Dataset entries:

━━━━━━━━

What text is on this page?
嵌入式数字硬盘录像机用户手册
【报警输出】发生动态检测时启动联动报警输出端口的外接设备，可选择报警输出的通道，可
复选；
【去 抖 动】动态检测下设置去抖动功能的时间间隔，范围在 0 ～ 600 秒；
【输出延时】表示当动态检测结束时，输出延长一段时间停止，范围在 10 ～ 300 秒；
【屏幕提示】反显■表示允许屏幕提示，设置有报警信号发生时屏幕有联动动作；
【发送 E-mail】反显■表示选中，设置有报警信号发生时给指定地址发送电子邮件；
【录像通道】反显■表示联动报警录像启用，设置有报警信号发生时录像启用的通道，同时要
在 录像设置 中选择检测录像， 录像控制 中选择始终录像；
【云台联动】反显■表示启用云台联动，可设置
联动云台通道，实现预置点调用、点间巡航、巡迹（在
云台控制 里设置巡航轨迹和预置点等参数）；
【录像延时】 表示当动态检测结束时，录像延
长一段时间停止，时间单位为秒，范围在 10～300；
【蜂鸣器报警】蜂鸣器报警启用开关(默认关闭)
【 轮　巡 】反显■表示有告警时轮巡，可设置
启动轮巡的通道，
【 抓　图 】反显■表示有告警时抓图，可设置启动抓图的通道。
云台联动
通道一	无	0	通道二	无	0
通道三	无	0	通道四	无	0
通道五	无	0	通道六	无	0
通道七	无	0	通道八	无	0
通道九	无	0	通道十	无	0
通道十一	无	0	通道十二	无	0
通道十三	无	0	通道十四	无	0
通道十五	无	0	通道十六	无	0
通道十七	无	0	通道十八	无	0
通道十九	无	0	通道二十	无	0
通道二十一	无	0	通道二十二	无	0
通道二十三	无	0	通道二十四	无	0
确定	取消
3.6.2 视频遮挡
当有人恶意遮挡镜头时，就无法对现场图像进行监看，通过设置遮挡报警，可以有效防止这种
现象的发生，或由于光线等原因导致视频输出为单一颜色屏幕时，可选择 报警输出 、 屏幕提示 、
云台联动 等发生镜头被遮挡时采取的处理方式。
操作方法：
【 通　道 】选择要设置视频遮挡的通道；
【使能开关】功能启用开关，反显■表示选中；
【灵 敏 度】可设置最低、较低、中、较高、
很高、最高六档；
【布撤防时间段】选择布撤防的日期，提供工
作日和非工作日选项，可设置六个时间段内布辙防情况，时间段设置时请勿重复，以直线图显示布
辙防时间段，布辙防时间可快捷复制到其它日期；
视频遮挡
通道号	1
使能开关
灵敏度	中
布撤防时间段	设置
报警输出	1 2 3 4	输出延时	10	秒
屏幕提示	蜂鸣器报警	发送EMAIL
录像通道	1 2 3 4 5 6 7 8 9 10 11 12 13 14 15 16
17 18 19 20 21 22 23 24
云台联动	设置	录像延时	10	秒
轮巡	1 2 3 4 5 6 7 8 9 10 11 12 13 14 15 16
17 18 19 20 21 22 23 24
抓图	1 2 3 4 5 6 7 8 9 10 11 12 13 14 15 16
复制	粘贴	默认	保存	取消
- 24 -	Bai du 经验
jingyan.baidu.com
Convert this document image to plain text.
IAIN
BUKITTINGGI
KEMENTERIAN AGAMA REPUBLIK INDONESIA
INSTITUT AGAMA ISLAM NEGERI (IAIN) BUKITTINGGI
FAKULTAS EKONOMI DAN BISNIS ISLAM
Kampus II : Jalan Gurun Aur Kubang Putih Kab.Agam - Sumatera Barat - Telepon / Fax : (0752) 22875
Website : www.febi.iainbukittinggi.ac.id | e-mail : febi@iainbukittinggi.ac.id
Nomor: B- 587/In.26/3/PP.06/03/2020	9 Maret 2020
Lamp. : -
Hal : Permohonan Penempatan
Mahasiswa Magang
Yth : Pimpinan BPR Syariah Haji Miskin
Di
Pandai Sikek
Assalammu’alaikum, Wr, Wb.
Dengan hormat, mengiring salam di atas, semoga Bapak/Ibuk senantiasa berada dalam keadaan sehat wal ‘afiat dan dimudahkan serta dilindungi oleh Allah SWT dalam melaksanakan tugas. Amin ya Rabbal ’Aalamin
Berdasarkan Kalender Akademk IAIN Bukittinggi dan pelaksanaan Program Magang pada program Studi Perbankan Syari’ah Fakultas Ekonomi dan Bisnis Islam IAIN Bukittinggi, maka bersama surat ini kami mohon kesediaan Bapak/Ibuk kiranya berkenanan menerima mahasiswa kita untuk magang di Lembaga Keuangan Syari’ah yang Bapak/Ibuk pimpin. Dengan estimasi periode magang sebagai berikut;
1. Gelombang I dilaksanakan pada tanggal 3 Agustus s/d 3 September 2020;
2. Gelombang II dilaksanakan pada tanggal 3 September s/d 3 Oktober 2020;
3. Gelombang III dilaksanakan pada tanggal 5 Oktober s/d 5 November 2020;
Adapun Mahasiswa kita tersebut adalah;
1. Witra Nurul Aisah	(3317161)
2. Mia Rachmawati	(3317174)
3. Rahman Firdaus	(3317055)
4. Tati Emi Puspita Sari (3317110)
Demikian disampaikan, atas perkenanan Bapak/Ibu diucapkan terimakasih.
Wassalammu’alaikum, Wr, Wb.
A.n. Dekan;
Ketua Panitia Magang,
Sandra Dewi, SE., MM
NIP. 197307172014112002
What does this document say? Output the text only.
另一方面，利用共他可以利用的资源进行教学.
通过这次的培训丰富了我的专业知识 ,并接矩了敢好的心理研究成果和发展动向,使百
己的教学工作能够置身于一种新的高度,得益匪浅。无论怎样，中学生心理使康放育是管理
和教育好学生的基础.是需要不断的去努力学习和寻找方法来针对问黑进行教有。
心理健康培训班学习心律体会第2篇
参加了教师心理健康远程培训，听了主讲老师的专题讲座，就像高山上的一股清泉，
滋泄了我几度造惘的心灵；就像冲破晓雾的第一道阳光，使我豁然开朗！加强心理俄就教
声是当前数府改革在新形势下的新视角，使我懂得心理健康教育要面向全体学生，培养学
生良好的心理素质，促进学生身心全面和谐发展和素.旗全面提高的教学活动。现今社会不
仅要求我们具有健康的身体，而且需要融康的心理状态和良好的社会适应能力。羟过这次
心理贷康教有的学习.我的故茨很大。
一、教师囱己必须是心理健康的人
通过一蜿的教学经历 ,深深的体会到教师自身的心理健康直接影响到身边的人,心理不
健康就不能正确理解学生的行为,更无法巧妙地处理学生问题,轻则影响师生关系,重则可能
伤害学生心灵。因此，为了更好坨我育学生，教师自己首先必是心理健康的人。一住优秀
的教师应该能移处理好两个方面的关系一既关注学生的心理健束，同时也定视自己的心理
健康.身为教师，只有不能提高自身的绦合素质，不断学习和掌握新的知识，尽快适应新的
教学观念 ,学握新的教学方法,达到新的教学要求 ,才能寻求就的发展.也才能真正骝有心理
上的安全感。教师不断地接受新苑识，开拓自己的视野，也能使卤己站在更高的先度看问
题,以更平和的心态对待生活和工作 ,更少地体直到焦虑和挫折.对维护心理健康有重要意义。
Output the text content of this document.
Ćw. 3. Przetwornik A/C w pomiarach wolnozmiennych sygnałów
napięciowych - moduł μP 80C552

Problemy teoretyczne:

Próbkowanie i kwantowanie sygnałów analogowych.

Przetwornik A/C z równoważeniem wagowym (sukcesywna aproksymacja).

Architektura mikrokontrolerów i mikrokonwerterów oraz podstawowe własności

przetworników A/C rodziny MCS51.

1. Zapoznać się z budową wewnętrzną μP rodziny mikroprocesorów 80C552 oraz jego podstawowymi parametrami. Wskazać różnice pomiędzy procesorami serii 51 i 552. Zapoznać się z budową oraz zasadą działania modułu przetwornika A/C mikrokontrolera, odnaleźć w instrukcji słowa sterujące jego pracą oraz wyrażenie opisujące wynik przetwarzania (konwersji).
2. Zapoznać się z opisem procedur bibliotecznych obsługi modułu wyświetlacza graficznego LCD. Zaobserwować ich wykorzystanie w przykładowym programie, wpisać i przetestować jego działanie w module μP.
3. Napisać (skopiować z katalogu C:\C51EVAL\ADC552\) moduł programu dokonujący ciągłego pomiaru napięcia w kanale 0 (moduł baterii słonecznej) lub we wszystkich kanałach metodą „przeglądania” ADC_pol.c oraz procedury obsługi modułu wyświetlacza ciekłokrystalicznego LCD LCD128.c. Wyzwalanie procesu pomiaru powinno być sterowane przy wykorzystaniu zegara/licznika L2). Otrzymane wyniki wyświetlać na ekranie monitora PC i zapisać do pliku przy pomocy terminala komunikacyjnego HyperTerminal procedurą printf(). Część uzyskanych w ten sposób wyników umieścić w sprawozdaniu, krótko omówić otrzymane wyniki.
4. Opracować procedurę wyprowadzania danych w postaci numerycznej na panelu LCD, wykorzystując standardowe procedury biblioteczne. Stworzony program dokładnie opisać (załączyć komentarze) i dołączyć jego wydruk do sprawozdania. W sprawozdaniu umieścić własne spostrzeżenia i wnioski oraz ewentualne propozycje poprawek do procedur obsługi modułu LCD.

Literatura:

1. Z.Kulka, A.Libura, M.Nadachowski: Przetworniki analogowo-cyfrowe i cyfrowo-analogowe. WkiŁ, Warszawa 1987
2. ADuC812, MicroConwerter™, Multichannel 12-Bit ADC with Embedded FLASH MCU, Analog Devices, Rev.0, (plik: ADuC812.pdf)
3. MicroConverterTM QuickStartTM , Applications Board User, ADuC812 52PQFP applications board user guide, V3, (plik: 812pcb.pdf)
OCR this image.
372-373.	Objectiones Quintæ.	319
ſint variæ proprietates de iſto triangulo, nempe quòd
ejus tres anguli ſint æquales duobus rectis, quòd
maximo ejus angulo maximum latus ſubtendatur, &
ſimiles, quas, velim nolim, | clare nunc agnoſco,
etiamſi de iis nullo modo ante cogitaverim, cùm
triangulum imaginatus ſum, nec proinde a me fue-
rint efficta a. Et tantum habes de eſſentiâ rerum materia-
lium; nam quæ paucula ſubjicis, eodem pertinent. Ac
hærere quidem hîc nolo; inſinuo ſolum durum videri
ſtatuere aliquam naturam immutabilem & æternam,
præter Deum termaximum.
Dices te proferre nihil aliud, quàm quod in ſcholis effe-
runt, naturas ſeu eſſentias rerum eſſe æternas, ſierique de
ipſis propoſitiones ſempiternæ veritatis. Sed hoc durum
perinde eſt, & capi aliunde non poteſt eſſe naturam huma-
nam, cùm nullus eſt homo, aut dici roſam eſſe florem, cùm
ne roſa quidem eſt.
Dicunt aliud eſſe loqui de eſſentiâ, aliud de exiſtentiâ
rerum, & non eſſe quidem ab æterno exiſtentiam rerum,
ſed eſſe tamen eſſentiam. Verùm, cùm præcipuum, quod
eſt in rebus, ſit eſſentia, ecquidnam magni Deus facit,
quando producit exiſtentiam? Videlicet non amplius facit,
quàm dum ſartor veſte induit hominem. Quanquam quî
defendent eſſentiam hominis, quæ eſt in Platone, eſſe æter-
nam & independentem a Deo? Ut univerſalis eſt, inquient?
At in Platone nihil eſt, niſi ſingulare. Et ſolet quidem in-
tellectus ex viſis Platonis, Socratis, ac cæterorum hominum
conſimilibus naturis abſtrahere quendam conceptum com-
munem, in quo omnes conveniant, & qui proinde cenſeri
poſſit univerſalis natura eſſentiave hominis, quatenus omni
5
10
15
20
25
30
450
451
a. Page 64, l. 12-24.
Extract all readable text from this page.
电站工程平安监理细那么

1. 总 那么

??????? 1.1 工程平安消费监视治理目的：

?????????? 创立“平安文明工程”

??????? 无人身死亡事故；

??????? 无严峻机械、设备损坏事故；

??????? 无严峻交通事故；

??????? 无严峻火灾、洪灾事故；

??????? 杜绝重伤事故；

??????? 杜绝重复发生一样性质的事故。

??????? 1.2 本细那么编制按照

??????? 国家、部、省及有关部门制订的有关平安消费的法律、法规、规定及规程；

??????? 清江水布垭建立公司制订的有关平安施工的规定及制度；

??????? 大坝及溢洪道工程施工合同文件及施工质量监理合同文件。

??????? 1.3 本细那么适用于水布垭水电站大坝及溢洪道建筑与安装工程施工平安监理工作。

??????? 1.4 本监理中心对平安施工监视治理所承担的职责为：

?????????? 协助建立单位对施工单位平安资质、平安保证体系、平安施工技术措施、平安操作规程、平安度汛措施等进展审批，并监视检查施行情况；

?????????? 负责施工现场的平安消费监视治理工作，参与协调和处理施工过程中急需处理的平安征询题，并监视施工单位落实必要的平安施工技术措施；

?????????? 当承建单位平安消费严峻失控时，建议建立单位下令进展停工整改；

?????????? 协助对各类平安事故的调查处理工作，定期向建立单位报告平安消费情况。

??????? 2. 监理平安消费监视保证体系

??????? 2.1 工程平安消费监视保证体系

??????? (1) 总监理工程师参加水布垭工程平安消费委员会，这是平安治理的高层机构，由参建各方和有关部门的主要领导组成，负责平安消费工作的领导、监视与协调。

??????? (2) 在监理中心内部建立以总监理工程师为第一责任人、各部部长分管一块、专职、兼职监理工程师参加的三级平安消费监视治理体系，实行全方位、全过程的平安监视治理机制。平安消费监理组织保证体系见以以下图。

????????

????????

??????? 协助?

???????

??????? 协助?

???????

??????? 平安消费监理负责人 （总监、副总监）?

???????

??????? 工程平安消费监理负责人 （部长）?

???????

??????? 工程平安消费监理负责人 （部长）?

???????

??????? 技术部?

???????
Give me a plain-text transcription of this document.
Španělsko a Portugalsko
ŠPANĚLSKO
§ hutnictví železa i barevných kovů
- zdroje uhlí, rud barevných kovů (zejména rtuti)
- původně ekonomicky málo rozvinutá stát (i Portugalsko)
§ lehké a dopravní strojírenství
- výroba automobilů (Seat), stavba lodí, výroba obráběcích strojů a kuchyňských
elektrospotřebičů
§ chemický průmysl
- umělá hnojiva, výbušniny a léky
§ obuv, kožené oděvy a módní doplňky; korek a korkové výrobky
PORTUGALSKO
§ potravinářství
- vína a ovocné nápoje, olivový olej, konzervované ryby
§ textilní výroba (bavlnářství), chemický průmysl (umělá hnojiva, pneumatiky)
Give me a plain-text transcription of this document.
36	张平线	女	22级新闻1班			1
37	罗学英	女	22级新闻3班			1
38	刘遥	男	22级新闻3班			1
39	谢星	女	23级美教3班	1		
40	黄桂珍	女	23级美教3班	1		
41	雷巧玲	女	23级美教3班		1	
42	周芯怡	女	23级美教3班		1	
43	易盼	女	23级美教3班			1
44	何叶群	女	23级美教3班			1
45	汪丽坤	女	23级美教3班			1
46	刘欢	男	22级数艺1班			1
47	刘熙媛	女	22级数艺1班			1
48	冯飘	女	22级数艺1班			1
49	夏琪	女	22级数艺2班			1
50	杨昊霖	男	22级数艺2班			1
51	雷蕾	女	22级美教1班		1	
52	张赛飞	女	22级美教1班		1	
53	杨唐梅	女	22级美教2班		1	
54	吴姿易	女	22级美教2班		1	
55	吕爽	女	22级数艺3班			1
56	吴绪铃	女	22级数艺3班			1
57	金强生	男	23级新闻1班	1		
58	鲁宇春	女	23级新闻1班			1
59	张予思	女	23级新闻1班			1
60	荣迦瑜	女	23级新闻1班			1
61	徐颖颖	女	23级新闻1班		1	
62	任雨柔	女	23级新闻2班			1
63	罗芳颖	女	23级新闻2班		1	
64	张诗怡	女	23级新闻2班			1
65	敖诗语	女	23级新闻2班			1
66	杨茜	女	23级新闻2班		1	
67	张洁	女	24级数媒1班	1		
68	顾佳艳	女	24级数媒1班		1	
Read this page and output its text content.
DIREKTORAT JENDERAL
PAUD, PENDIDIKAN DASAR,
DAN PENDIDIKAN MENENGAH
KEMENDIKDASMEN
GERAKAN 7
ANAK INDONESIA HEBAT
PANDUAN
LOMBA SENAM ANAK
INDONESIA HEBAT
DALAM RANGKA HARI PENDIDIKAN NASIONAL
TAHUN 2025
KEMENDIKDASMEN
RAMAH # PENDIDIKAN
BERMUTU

━━━━━━━━

*Request*
Reproduce, word for word, only the lines from the one that contains "Read this page and output its text content." through the final line.

*Full solution*
Read this page and output its text content.
DIREKTORAT JENDERAL
PAUD, PENDIDIKAN DASAR,
DAN PENDIDIKAN MENENGAH
KEMENDIKDASMEN
GERAKAN 7
ANAK INDONESIA HEBAT
PANDUAN
LOMBA SENAM ANAK
INDONESIA HEBAT
DALAM RANGKA HARI PENDIDIKAN NASIONAL
TAHUN 2025
KEMENDIKDASMEN
RAMAH # PENDIDIKAN
BERMUTU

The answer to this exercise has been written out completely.